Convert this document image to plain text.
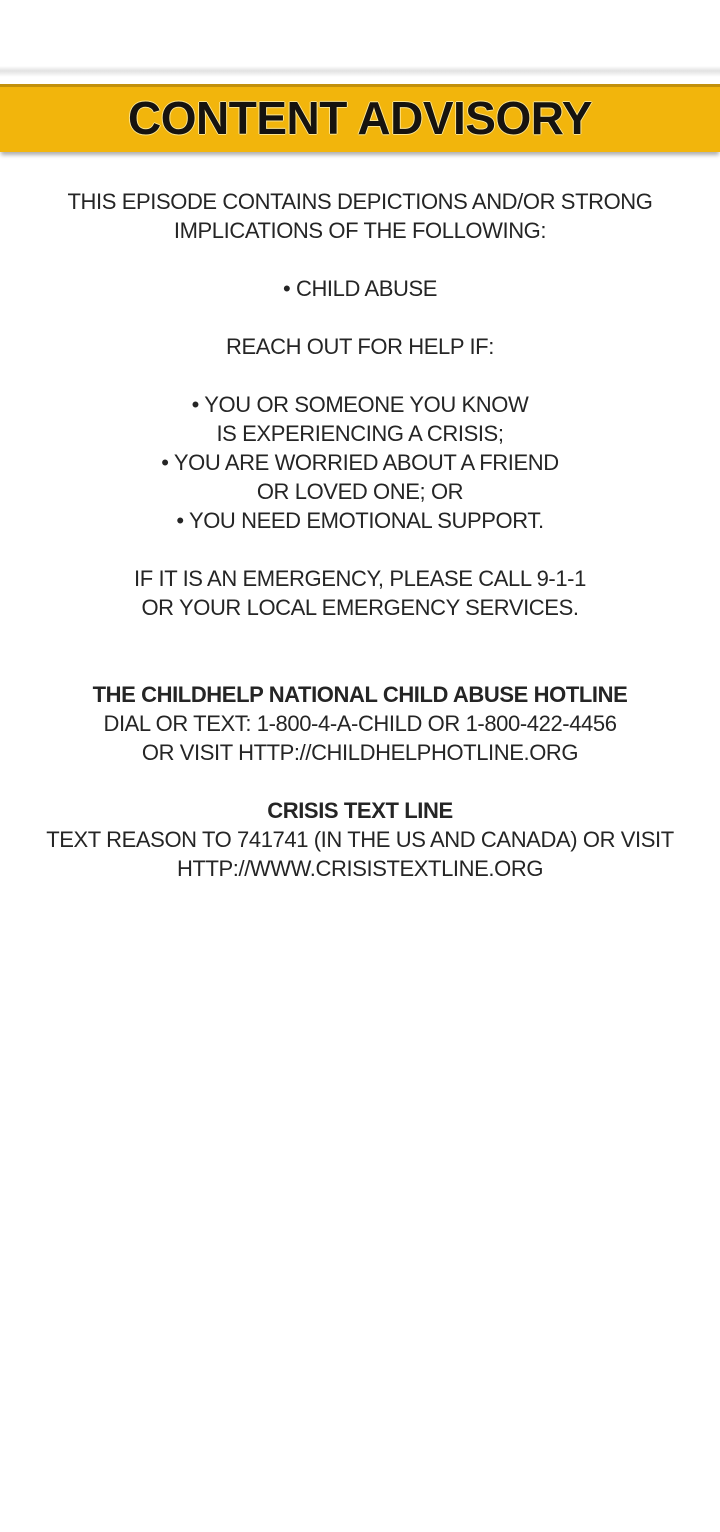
CONTENT ADVISORY
THIS EPISODE CONTAINS DEPICTIONS AND/OR STRONG
IMPLICATIONS OF THE FOLLOWING:
• CHILD ABUSE
REACH OUT FOR HELP IF:
• YOU OR SOMEONE YOU KNOW
IS EXPERIENCING A CRISIS;
• YOU ARE WORRIED ABOUT A FRIEND
OR LOVED ONE; OR
• YOU NEED EMOTIONAL SUPPORT.
IF IT IS AN EMERGENCY, PLEASE CALL 9-1-1
OR YOUR LOCAL EMERGENCY SERVICES.
THE CHILDHELP NATIONAL CHILD ABUSE HOTLINE
DIAL OR TEXT: 1-800-4-A-CHILD OR 1-800-422-4456
OR VISIT HTTP://CHILDHELPHOTLINE.ORG
CRISIS TEXT LINE
TEXT REASON TO 741741 (IN THE US AND CANADA) OR VISIT
HTTP://WWW.CRISISTEXTLINE.ORG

Set task:
Return the entries unchanged, save for the pictures, which do not belong in the copy.

Final result:
Convert this document image to plain text.
CONTENT ADVISORY
THIS EPISODE CONTAINS DEPICTIONS AND/OR STRONG
IMPLICATIONS OF THE FOLLOWING:
• CHILD ABUSE
REACH OUT FOR HELP IF:
• YOU OR SOMEONE YOU KNOW
IS EXPERIENCING A CRISIS;
• YOU ARE WORRIED ABOUT A FRIEND
OR LOVED ONE; OR
• YOU NEED EMOTIONAL SUPPORT.
IF IT IS AN EMERGENCY, PLEASE CALL 9-1-1
OR YOUR LOCAL EMERGENCY SERVICES.
THE CHILDHELP NATIONAL CHILD ABUSE HOTLINE
DIAL OR TEXT: 1-800-4-A-CHILD OR 1-800-422-4456
OR VISIT HTTP://CHILDHELPHOTLINE.ORG
CRISIS TEXT LINE
TEXT REASON TO 741741 (IN THE US AND CANADA) OR VISIT
HTTP://WWW.CRISISTEXTLINE.ORG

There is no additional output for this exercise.